EXERCISE AIM
What is the number of lines in the entries that include the word "nozzles"? Respond with the number only.

Saved data entries:

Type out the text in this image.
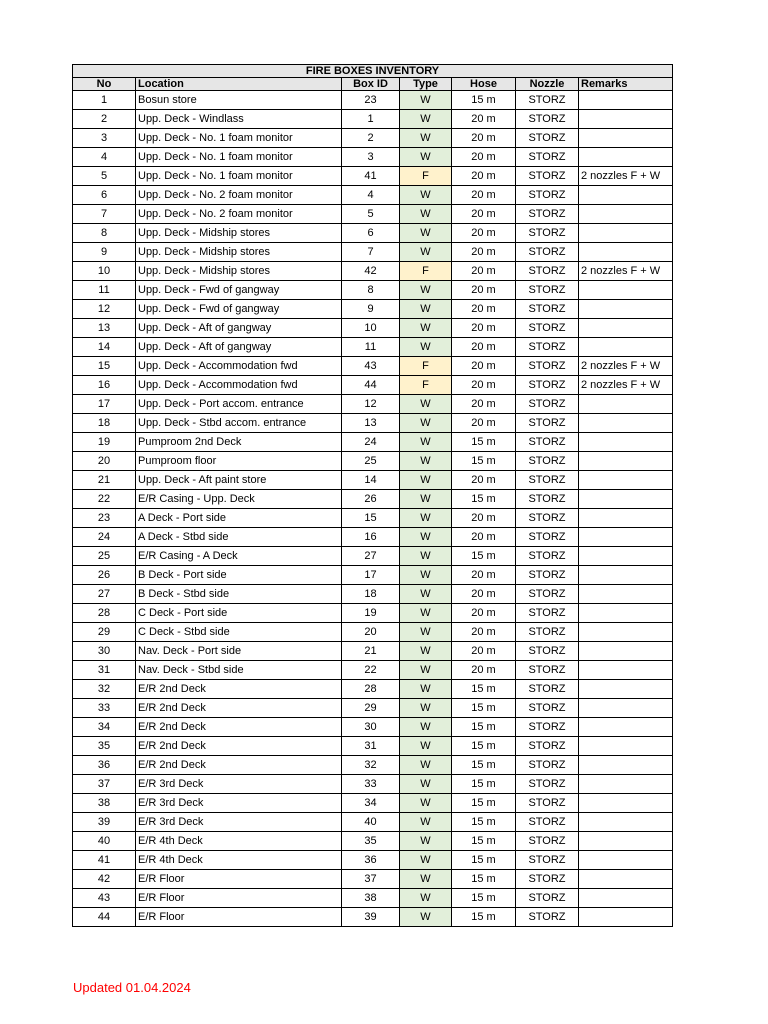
FIRE BOXES INVENTORY						
No	Location	Box ID	Type	Hose	Nozzle	Remarks
1	Bosun store	23	W	15 m	STORZ	
2	Upp. Deck - Windlass	1	W	20 m	STORZ	
3	Upp. Deck - No. 1 foam monitor	2	W	20 m	STORZ	
4	Upp. Deck - No. 1 foam monitor	3	W	20 m	STORZ	
5	Upp. Deck - No. 1 foam monitor	41	F	20 m	STORZ	2 nozzles F + W
6	Upp. Deck - No. 2 foam monitor	4	W	20 m	STORZ	
7	Upp. Deck - No. 2 foam monitor	5	W	20 m	STORZ	
8	Upp. Deck - Midship stores	6	W	20 m	STORZ	
9	Upp. Deck - Midship stores	7	W	20 m	STORZ	
10	Upp. Deck - Midship stores	42	F	20 m	STORZ	2 nozzles F + W
11	Upp. Deck - Fwd of gangway	8	W	20 m	STORZ	
12	Upp. Deck - Fwd of gangway	9	W	20 m	STORZ	
13	Upp. Deck - Aft of gangway	10	W	20 m	STORZ	
14	Upp. Deck - Aft of gangway	11	W	20 m	STORZ	
15	Upp. Deck - Accommodation fwd	43	F	20 m	STORZ	2 nozzles F + W
16	Upp. Deck - Accommodation fwd	44	F	20 m	STORZ	2 nozzles F + W
17	Upp. Deck - Port accom. entrance	12	W	20 m	STORZ	
18	Upp. Deck - Stbd accom. entrance	13	W	20 m	STORZ	
19	Pumproom 2nd Deck	24	W	15 m	STORZ	
20	Pumproom floor	25	W	15 m	STORZ	
21	Upp. Deck - Aft paint store	14	W	20 m	STORZ	
22	E/R Casing - Upp. Deck	26	W	15 m	STORZ	
23	A Deck - Port side	15	W	20 m	STORZ	
24	A Deck - Stbd side	16	W	20 m	STORZ	
25	E/R Casing - A Deck	27	W	15 m	STORZ	
26	B Deck - Port side	17	W	20 m	STORZ	
27	B Deck - Stbd side	18	W	20 m	STORZ	
28	C Deck - Port side	19	W	20 m	STORZ	
29	C Deck - Stbd side	20	W	20 m	STORZ	
30	Nav. Deck - Port side	21	W	20 m	STORZ	
31	Nav. Deck - Stbd side	22	W	20 m	STORZ	
32	E/R 2nd Deck	28	W	15 m	STORZ	
33	E/R 2nd Deck	29	W	15 m	STORZ	
34	E/R 2nd Deck	30	W	15 m	STORZ	
35	E/R 2nd Deck	31	W	15 m	STORZ	
36	E/R 2nd Deck	32	W	15 m	STORZ	
37	E/R 3rd Deck	33	W	15 m	STORZ	
38	E/R 3rd Deck	34	W	15 m	STORZ	
39	E/R 3rd Deck	40	W	15 m	STORZ	
40	E/R 4th Deck	35	W	15 m	STORZ	
41	E/R 4th Deck	36	W	15 m	STORZ	
42	E/R Floor	37	W	15 m	STORZ	
43	E/R Floor	38	W	15 m	STORZ	
44	E/R Floor	39	W	15 m	STORZ	
Updated 01.04.2024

THE RESULT
4